Given exercise ▸
Reproduce every line in the listing that contains the word "with".

******************************

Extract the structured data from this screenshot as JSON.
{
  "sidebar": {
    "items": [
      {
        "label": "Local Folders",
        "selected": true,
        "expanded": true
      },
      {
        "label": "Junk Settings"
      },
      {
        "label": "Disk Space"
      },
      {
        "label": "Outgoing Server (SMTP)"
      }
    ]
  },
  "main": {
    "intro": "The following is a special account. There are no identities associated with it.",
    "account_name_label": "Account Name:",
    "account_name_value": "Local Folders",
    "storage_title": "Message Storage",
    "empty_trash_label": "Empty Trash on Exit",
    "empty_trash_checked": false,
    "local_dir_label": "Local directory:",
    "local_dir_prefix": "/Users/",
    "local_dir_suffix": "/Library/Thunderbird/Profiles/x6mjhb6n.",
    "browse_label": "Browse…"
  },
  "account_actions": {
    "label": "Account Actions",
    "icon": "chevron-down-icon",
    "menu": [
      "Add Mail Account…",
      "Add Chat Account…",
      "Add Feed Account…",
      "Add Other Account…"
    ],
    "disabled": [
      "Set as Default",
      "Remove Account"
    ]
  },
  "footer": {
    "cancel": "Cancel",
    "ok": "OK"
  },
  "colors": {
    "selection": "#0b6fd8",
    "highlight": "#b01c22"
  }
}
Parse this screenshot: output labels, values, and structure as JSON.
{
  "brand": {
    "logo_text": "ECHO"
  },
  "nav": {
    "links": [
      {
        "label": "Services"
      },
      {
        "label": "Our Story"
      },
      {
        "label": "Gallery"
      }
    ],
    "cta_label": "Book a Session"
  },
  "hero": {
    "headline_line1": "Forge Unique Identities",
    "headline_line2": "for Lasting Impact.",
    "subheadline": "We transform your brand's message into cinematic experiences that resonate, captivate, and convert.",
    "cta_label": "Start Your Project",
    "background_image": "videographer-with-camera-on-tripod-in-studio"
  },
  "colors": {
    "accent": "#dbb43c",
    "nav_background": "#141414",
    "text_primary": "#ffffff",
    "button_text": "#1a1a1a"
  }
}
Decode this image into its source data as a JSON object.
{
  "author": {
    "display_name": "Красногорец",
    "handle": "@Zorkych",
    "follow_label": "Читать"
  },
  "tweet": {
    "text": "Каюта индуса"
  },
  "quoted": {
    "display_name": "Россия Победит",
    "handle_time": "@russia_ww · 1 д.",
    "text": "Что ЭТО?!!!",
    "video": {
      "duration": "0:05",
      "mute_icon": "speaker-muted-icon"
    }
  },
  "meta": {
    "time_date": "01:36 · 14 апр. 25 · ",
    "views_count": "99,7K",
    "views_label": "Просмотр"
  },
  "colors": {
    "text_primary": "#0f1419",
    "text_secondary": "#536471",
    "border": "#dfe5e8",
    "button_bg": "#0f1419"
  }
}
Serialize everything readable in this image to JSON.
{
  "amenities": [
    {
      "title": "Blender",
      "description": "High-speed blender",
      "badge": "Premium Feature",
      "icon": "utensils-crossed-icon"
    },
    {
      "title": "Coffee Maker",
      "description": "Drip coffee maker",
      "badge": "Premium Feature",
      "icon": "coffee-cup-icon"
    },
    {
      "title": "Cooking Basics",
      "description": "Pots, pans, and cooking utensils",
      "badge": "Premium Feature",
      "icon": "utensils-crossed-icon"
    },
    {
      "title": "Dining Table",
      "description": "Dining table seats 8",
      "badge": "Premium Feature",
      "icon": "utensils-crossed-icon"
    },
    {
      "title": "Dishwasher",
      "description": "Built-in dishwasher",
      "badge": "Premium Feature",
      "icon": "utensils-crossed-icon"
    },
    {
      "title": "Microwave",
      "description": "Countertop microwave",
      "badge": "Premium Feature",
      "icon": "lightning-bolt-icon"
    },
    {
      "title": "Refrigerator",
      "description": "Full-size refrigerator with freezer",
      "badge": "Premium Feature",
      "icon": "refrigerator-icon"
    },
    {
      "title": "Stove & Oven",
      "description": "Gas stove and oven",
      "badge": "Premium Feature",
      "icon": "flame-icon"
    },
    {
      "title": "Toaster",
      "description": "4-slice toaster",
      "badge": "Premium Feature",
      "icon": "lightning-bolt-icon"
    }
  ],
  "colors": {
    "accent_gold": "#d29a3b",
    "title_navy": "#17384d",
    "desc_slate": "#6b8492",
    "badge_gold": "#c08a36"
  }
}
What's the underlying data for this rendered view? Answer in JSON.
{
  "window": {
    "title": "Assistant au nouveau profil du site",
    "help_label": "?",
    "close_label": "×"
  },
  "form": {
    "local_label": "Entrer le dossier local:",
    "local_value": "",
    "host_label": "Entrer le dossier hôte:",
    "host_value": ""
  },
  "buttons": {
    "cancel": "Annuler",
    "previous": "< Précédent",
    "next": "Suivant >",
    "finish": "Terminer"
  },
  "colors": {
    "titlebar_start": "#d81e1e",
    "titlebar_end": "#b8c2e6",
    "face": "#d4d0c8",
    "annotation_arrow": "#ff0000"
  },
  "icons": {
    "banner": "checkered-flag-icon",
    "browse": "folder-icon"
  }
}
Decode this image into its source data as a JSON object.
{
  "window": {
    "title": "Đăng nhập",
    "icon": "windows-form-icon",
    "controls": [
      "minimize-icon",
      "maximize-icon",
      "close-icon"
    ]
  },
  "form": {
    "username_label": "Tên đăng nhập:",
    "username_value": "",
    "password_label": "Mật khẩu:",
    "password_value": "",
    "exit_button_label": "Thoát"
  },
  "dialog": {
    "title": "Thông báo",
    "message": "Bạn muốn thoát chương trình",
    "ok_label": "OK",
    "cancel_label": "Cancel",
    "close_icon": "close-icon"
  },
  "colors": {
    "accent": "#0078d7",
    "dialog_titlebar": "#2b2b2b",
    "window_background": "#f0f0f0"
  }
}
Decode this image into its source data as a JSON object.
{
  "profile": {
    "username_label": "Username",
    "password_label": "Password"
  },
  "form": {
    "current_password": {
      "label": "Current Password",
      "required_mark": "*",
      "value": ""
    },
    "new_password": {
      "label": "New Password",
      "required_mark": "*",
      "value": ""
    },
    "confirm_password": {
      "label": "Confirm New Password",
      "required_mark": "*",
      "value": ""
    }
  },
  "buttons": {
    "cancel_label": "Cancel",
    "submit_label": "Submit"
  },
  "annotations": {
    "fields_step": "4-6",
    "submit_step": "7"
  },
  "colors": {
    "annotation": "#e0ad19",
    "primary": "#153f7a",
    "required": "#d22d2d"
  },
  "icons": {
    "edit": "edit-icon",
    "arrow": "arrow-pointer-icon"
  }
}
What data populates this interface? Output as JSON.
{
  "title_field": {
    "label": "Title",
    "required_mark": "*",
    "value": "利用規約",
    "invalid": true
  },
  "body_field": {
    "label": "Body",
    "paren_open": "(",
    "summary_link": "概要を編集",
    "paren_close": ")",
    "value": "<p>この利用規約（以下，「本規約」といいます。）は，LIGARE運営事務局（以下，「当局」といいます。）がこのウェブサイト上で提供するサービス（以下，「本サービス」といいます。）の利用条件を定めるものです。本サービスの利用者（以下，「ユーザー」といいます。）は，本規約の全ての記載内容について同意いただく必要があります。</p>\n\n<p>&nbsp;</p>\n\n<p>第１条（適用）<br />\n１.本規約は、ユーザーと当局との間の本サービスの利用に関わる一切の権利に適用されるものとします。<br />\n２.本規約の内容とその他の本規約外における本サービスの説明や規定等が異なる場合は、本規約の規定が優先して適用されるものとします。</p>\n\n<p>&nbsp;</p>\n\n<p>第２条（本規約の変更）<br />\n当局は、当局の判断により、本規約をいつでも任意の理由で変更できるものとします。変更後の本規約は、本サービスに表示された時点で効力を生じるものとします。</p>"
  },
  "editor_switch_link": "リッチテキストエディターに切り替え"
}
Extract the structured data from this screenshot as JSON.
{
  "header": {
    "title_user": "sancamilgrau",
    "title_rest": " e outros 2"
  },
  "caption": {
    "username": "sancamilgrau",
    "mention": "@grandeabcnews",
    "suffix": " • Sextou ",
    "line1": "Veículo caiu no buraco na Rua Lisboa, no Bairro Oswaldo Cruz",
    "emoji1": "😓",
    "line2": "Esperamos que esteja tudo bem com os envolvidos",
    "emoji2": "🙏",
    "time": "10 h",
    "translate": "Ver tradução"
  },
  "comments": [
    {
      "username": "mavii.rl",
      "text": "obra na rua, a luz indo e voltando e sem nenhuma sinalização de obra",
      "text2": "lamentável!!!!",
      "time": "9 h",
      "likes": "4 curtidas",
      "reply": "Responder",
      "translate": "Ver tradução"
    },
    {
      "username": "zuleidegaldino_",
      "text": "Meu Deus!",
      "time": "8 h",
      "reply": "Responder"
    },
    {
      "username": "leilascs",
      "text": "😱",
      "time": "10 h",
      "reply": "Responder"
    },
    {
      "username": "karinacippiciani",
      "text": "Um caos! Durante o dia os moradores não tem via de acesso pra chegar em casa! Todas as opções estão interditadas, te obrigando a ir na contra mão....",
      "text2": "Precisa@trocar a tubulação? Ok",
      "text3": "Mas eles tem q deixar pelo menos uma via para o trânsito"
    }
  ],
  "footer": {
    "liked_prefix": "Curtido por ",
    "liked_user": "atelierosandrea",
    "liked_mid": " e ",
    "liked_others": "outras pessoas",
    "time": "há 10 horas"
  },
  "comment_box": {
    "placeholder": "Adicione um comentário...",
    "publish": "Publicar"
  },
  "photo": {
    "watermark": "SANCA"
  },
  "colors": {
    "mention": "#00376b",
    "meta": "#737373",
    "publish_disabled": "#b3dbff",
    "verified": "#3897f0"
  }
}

******************************

Exercise answer ▸
    "intro": "The following is a special account. There are no identities associated with it.",
    "background_image": "videographer-with-camera-on-tripod-in-studio"
      "description": "Full-size refrigerator with freezer",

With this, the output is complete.